> **DATASET RECORDS**
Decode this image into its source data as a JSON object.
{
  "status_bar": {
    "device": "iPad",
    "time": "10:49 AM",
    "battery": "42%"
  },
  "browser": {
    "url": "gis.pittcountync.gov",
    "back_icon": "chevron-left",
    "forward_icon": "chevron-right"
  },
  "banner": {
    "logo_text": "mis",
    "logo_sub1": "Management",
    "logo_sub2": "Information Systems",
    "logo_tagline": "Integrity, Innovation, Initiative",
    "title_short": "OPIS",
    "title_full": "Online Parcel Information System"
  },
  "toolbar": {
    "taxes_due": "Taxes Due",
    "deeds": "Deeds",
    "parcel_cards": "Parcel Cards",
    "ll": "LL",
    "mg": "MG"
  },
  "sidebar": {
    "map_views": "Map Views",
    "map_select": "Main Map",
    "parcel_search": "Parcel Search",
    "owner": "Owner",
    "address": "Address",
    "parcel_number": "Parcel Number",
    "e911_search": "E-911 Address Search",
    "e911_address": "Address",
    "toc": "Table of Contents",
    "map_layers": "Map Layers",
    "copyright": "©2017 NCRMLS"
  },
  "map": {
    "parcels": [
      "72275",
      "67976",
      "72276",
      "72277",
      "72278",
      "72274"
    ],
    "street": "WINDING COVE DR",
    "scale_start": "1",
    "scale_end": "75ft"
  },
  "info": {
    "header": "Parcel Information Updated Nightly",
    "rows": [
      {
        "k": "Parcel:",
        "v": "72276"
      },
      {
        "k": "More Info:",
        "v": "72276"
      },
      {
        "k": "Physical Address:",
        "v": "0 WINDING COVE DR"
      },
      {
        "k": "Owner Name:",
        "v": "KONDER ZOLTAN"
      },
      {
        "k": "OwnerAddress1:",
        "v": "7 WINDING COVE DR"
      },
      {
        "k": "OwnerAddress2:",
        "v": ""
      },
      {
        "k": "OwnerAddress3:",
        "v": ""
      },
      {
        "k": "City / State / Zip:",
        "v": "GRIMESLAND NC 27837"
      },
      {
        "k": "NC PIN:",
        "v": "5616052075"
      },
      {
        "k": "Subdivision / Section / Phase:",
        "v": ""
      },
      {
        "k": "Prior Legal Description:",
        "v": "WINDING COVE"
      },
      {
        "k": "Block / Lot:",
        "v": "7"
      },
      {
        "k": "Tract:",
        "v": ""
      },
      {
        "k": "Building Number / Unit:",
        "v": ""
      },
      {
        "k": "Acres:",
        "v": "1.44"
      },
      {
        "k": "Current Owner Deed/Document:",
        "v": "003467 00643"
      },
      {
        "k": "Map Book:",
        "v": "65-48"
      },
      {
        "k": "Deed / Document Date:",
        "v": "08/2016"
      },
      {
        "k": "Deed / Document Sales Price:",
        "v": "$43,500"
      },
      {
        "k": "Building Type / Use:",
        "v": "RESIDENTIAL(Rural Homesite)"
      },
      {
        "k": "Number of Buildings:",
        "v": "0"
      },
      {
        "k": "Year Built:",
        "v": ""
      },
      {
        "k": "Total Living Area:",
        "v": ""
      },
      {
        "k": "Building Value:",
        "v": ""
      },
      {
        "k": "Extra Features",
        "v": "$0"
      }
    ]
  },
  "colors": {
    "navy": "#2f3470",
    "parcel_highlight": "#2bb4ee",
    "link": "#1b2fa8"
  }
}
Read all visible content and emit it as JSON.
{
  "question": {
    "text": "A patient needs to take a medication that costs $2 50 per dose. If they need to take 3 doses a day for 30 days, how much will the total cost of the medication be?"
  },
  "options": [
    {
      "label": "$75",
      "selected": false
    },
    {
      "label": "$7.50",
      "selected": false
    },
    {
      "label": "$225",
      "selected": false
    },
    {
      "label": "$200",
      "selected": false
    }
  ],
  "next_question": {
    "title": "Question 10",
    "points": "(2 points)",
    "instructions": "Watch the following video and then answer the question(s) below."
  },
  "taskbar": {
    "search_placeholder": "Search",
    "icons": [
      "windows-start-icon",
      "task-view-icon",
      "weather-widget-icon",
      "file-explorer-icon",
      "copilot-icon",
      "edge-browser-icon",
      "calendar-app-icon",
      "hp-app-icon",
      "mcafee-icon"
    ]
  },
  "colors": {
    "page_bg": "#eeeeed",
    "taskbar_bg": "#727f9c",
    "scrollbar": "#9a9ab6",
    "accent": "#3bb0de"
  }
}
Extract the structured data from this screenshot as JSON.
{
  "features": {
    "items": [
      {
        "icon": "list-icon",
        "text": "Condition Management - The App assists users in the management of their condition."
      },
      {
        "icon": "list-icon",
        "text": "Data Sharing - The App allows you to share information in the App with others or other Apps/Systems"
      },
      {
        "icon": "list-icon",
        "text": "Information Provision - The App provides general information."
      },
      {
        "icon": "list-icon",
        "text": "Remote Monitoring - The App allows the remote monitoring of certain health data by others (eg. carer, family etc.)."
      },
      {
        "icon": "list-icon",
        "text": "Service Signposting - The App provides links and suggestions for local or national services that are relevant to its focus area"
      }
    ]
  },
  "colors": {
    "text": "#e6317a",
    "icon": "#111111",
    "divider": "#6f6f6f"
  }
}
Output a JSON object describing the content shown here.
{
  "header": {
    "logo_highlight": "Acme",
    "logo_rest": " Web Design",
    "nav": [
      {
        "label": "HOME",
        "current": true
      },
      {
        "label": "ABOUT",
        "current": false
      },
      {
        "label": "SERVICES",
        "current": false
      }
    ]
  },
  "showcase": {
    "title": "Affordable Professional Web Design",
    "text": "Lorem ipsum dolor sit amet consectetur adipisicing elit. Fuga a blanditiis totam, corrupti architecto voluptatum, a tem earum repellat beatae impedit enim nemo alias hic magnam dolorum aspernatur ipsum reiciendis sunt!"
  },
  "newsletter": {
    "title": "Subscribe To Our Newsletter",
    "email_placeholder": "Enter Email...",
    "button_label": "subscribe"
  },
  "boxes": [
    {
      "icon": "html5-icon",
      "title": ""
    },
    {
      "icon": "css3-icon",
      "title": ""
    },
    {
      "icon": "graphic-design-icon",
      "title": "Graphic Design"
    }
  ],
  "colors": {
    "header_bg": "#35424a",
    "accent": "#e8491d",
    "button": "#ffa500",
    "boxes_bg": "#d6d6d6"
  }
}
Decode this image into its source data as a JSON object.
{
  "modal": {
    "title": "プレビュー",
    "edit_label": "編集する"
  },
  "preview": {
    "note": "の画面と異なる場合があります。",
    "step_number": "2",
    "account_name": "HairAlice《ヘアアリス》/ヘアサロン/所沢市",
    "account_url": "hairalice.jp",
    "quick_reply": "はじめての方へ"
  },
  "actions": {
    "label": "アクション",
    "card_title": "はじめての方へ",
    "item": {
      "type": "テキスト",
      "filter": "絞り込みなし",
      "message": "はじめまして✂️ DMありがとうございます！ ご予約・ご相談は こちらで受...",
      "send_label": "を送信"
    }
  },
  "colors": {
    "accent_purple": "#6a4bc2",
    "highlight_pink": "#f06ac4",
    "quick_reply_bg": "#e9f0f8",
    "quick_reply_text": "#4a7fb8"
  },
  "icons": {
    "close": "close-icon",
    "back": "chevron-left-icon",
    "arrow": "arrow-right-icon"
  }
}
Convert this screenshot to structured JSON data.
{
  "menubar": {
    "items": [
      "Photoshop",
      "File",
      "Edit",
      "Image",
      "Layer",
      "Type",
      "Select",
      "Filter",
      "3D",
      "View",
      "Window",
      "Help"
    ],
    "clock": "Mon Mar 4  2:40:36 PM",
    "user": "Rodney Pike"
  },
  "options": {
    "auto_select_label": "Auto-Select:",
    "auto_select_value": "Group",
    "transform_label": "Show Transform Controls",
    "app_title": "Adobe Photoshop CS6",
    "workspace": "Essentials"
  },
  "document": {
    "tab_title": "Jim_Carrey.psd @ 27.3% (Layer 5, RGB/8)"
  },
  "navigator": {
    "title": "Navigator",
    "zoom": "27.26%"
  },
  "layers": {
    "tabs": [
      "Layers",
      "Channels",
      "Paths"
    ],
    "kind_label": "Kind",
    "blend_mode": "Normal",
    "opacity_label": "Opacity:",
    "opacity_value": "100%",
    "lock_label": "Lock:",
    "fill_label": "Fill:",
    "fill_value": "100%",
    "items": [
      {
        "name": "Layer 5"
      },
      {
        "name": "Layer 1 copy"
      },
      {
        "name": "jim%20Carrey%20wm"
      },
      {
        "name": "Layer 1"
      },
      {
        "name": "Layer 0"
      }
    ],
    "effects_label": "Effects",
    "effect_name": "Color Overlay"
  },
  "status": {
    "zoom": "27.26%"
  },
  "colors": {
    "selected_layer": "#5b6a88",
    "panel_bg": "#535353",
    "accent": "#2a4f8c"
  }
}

> **TO DO**
Copy in full each line that holds the word "はじめての方へ".

> **OUTPUT**
    "quick_reply": "はじめての方へ"
    "card_title": "はじめての方へ",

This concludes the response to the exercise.